--- EXTRACT PROVIDED ---

My Henry
Judith Kerr, HarperCollins, 978 0 0073 8812 7, £6.99 pbk
Dedicated to the author’s late husband, My Henry explores the power of the imagination to overcome circumstances, in this case to heal loss. Reality is as powerful as imagination: the details of everyday life with a loved one can endure in the memory with the same colour as imagined adventures of tea with the Sphinx or picnics in the jungle canopy. This book also introduces the delightful concept of the ‘self-fulfilling teapot’ and challenges assumptions that the lives of elders are dull or empty. (6 – adult)
Moi et Rien (Me and Nothing)
Kitty Crowther, Pastel/Ecole des Loisirs, 978 2 2110 7010 2, £4.60
Kitty Crowther is a top Belgian author/illustrator and current holder of the Astrid Lindgren Memorial Award. This book is not available in English but this need not mean missing out on this gentle story about grief and regeneration, which can be enjoyed through the pictures. Lila misses her dead mother, and finds comfort in wearing her father’s old jacket and talking to her imaginary friend, Nothing. When Lila’s father is too sad to reach out to her, Nothing helps her to console them both by growing her mother’s favourite flowers. (7-12)

--- GIVEN RECORDS ---
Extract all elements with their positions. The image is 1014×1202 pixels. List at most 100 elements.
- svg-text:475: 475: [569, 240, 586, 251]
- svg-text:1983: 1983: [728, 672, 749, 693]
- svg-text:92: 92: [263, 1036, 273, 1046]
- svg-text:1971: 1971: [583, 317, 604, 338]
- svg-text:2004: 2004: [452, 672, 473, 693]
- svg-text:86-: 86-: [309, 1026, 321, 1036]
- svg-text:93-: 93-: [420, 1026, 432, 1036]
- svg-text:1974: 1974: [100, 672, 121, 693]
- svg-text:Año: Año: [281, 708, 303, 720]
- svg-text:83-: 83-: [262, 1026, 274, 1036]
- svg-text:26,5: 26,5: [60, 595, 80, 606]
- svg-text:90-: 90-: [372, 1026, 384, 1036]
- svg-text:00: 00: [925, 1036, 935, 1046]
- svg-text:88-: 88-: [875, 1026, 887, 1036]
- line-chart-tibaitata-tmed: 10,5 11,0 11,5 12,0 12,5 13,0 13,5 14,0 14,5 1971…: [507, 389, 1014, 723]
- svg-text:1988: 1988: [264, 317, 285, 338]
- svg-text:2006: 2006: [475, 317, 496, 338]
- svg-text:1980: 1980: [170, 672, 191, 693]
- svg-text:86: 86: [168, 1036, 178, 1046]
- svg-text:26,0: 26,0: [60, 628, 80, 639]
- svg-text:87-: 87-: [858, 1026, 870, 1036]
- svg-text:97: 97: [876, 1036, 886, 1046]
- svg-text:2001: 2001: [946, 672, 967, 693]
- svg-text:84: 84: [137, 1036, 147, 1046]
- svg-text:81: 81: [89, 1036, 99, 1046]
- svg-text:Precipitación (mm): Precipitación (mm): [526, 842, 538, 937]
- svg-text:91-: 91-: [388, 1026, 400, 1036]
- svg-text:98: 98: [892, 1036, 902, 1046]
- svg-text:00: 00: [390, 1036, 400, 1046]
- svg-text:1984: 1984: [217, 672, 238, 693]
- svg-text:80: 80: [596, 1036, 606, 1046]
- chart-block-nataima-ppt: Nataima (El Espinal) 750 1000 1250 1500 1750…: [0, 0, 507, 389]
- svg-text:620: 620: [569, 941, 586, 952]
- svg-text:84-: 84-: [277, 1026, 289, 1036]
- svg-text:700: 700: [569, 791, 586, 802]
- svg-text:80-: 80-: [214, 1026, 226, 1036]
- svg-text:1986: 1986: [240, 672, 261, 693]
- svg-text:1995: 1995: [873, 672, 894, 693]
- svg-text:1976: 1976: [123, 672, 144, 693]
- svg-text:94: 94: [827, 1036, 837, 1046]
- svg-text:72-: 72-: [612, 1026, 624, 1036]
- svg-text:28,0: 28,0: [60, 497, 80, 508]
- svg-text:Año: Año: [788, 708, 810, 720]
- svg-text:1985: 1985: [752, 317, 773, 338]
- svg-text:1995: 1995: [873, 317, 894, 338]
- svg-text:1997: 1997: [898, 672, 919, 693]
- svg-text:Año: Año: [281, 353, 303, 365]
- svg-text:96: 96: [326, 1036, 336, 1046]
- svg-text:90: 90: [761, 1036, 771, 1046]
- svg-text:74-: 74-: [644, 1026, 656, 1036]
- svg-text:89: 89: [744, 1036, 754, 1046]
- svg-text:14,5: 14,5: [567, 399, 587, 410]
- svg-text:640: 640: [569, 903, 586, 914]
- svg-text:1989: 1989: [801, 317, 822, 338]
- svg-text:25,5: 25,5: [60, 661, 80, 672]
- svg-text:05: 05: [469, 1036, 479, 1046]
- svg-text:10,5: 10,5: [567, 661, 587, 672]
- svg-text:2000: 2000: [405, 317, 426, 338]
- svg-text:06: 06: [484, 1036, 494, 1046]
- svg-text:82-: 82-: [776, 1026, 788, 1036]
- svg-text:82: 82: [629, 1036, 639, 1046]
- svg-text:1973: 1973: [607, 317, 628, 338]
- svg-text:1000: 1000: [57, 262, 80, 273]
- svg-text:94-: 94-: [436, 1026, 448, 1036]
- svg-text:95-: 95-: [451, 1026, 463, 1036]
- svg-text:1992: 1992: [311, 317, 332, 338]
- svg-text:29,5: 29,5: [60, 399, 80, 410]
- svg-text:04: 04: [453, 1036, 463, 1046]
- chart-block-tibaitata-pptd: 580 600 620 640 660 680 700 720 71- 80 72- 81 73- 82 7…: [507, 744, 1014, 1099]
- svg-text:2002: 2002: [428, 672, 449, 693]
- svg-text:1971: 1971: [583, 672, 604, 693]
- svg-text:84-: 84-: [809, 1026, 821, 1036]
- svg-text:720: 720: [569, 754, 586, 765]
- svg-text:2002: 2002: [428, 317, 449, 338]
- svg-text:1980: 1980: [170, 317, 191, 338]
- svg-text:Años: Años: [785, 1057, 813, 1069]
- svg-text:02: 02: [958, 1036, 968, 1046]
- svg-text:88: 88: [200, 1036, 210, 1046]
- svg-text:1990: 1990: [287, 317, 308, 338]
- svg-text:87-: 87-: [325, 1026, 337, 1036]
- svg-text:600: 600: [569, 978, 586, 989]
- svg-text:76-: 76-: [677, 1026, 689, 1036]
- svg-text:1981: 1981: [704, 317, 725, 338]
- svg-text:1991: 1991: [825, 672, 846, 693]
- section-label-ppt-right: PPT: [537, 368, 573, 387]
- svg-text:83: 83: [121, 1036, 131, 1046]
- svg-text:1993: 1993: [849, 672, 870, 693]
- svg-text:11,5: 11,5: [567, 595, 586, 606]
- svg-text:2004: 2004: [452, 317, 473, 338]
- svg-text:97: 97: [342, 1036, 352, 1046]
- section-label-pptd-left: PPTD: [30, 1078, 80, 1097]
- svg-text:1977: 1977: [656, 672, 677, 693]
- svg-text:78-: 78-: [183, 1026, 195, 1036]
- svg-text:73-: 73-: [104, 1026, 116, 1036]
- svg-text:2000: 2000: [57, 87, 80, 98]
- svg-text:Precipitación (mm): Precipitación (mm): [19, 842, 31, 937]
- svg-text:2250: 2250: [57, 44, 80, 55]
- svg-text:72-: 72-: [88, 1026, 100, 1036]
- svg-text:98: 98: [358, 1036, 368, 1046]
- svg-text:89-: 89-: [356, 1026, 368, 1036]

--- PROBLEMS AND TASKS ---
a: According to the book reviews, which award does Kitty Crowther currently hold?
b: Continue the book reviews from where they stop.

--- TASK-BY-TASK RESULTS ---
a: The Astrid Lindgren Memorial Award.

b:
Michael Rosen’s Sad Book
Michael Rosen, ill. Quentin Blake, Walker Books, 978 1 4063 1784 8, £5.99 pbk
This is a glimpse at an adult’s (and parent’s) response to grief rather than a child’s understanding of it, written after the untimely death of Michael Rosen’s son Eddie at 18. How old are we when we learn to smile on top of sadness to spare? Yet the heartening message is that sadness is natural and there is room for happiness next to it. (10 – adult)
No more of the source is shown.